Esercizi da svolgere
(1) Rispondi a queste domande sulla recensione di Noi siamo la marea:
(a) In che anno scompare l'oceano sulla costa di Windholm?
(b) Quanti anni ha Hanna quindici anni dopo la scomparsa?
(c) Quale premio ha vinto il film al 34° Torino Film Festival?
(2) Estrai dalla recensione tutto il passo che va da "Presentato in concorso" giù fino a "la Filmuniversität Babelsberg.", senza cambiare nulla.

Noi siamo la marea, la recensione

I movimenti del mare sono più antichi della stessa umanità: flusso e riflusso sono determinati dalle forze gravitazionali tra la Luna e la Terra. Le maree influiscono sui ritmi di vita di migliaia di specie viventi e contribuiscono alla regolazione dei movimenti del nostro pianeta. Cosa succederebbe se sparisse il mare?
Nel 1994, una sera come tante, l’oceano sulla costa di Windholm, fittizia città costiera tedesca, scompare sotto le maree e non tornerà mai più. Il caso diventa ancora più strano quando gli abitanti del villaggio si rendono conto che anche tutti i bambini sono scomparsi nottetempo. Dopo una lunga ricerca, questi vengono dichiarati morti e la comunità piange la gioventù perduta. Quindici anni dopo, la diciannovenne Hanna (Swantje Kohlhof), unica figlia rimasta a Windholm, porta i turisti sulla scena (sperando di far ritornare la vita nel villaggio) ed incontra il dottorando in fisica Micha (Max Mauff), che sta facendo ricerche scientifiche su questi misteriosi eventi insieme alla sua collega Jana (Lana Cooper). Hanna vuole convincere Micha che i bambini sono ancora vivi.

Presentato in concorso al 34° Torino Film Festival, dove si è aggiudicato il premio del pubblico, Noi siamo la marea (Wir sind die flut We are the tide), dal 21 giugno nelle nostre sale grazie a Mariposa Cinematografica e 30 Holding, è il lavoro di tesi del regista Sebastian Hilger e della sceneggiatrice Nadine Gottmann, firmato come prima coproduzione tra due scuole di cinema tedesche: la Filmakademie Baden-Württemberg e la Filmuniversität Babelsberg.

Record di annotazione delle regioni:
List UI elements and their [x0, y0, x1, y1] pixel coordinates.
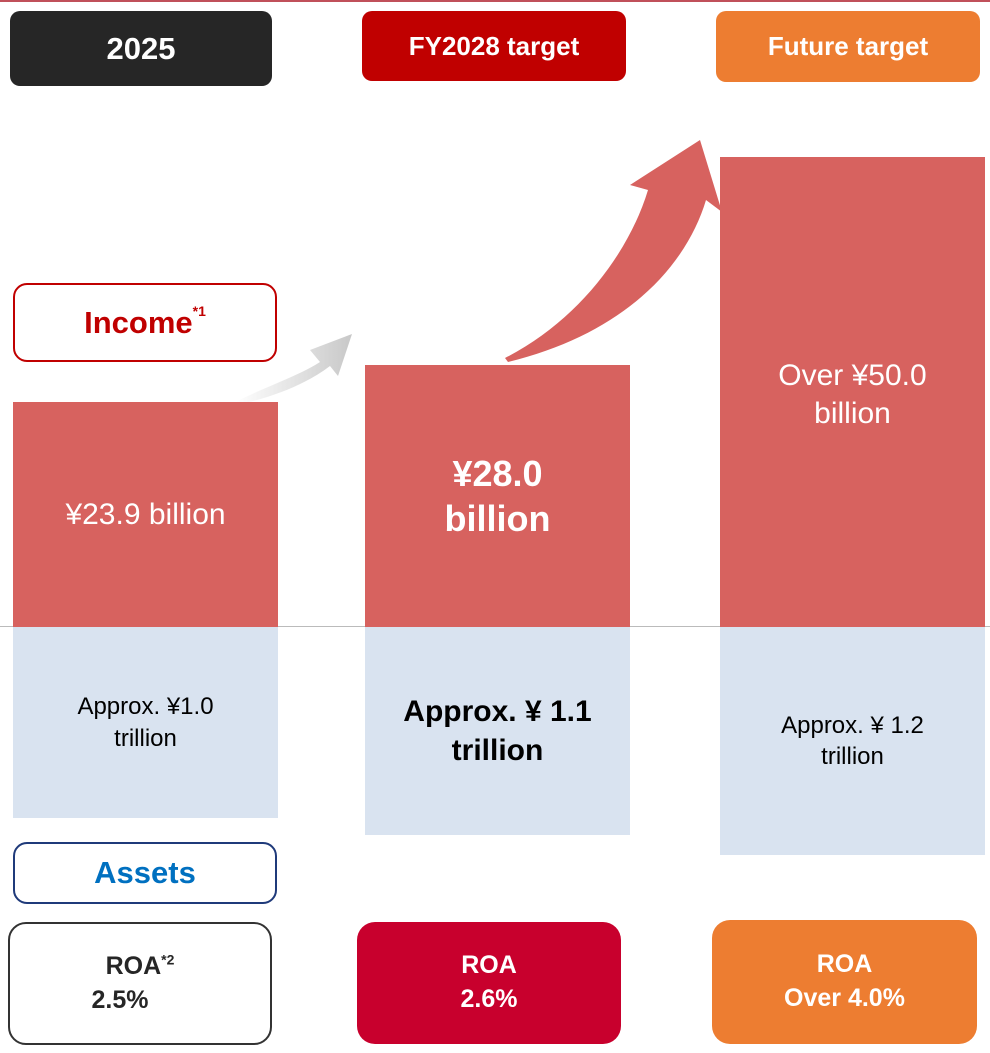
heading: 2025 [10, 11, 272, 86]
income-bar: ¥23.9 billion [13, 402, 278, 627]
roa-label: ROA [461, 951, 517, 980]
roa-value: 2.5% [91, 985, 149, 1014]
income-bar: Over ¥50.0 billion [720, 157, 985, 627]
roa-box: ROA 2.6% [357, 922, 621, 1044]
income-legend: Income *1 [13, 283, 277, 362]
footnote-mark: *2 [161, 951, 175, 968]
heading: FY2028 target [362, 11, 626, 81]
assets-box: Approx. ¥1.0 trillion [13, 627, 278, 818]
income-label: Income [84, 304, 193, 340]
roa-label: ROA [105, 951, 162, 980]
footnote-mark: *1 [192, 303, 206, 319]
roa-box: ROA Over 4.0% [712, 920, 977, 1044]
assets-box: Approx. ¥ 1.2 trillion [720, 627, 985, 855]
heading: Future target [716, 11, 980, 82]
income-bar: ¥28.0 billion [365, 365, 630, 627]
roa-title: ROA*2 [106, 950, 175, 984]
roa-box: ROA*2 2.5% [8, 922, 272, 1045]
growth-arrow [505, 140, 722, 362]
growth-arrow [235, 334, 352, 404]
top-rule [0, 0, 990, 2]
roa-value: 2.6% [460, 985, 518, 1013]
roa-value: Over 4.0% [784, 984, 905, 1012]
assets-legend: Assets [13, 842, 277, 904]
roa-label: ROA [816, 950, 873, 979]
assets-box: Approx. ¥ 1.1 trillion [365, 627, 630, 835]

Esercizi svolti
(1)
(a) Nel 1994.
(b) Diciannove anni.
(c) Il premio del pubblico.

(2)
Presentato in concorso al 34° Torino Film Festival, dove si è aggiudicato il premio del pubblico, Noi siamo la marea (Wir sind die flut We are the tide), dal 21 giugno nelle nostre sale grazie a Mariposa Cinematografica e 30 Holding, è il lavoro di tesi del regista Sebastian Hilger e della sceneggiatrice Nadine Gottmann, firmato come prima coproduzione tra due scuole di cinema tedesche: la Filmakademie Baden-Württemberg e la Filmuniversität Babelsberg.